__What is required__
Using the entries that follow, collect the lines where the word "платника" appears.

(Source records)
* BEGIN *

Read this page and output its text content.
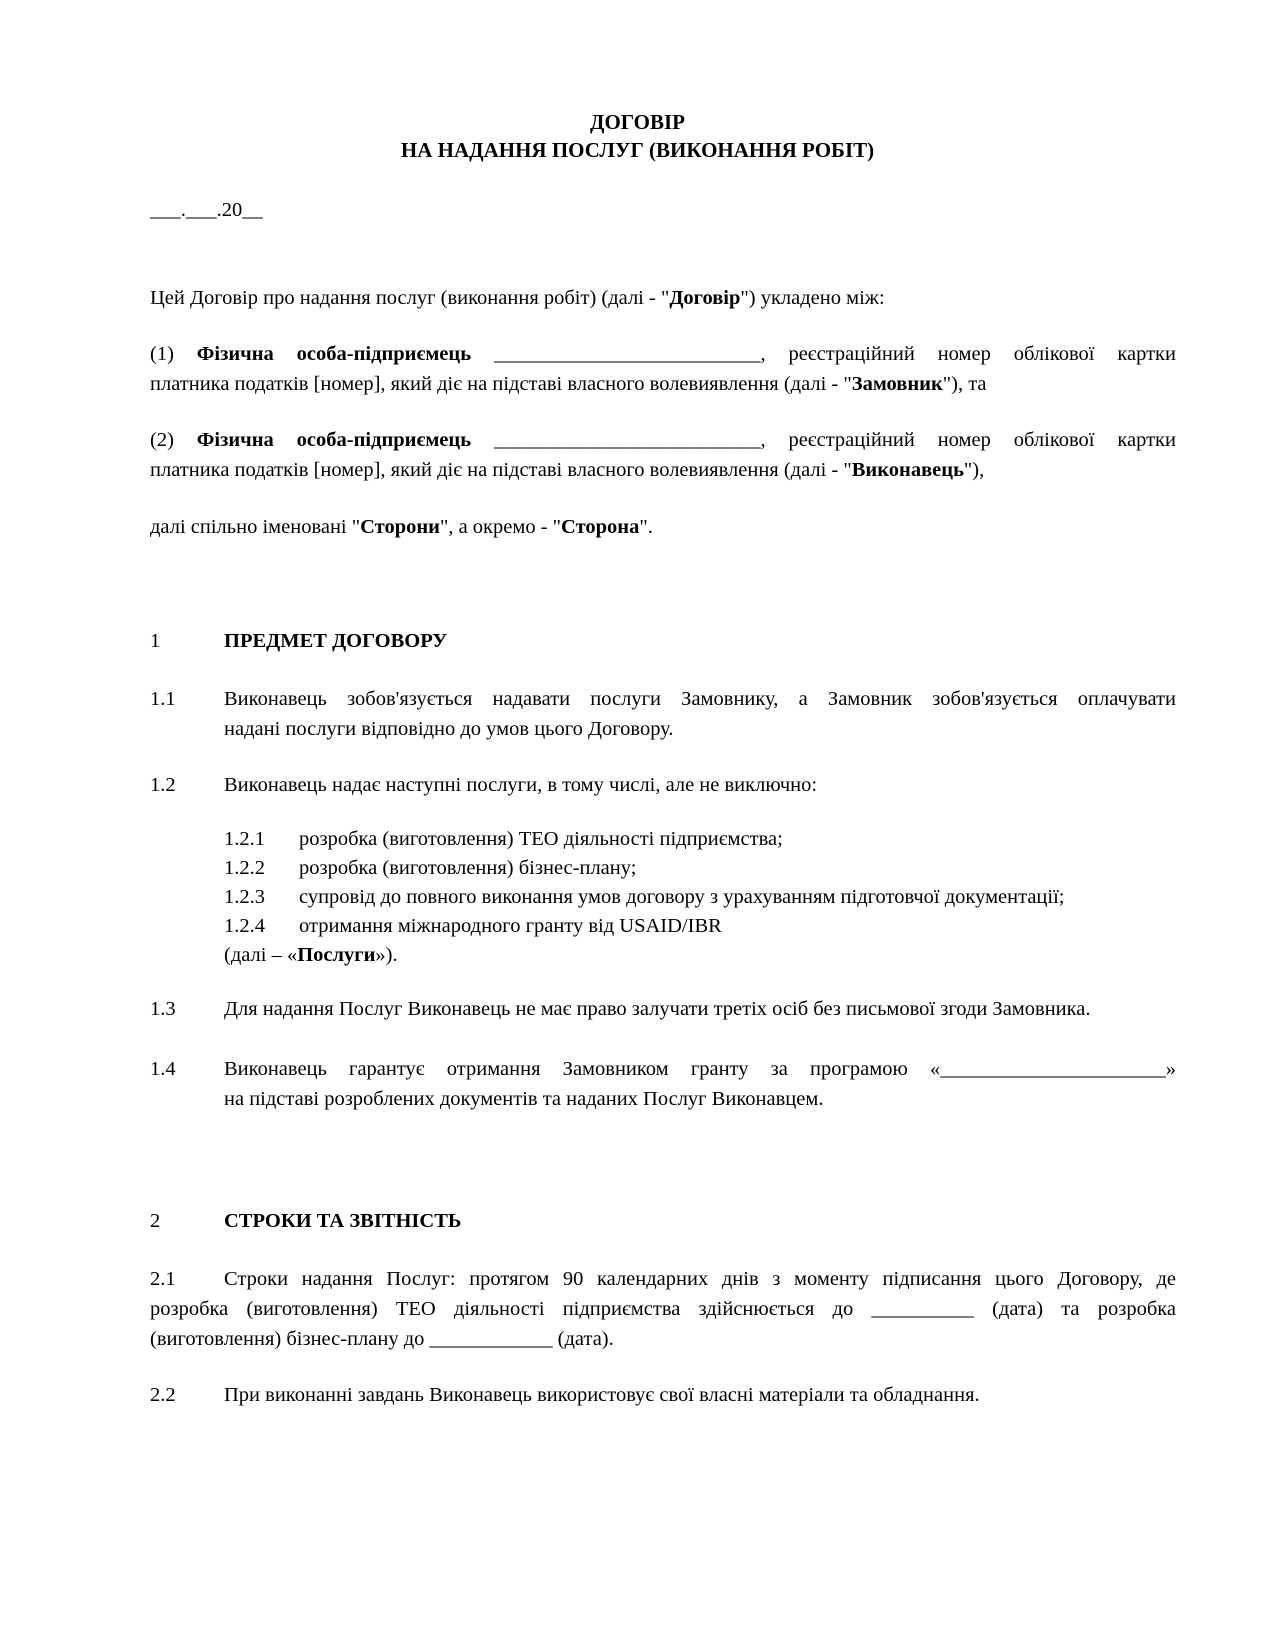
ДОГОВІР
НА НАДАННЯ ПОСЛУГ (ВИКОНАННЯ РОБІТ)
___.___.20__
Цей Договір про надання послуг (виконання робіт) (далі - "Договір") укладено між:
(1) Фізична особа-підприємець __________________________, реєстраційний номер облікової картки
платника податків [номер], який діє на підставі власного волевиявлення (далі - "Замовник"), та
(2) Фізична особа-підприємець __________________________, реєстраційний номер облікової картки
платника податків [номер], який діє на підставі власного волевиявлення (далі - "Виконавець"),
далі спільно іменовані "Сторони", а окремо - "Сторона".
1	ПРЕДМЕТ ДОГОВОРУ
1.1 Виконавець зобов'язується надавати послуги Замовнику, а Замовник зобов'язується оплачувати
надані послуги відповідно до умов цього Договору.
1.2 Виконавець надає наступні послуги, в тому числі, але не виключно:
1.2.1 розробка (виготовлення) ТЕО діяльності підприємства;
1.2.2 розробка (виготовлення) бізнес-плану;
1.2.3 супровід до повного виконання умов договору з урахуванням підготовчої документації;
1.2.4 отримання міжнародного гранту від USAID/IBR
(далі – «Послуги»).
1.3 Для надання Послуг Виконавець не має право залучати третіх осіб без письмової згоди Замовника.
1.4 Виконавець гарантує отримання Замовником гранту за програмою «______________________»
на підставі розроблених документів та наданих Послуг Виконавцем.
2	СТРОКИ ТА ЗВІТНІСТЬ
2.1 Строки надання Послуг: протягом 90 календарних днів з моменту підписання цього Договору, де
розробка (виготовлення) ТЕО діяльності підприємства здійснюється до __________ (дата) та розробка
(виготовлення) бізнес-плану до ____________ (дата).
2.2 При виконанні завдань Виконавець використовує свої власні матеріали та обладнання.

* END *

__Response to the task__
платника податків [номер], який діє на підставі власного волевиявлення (далі - "Замовник"), та
платника податків [номер], який діє на підставі власного волевиявлення (далі - "Виконавець"),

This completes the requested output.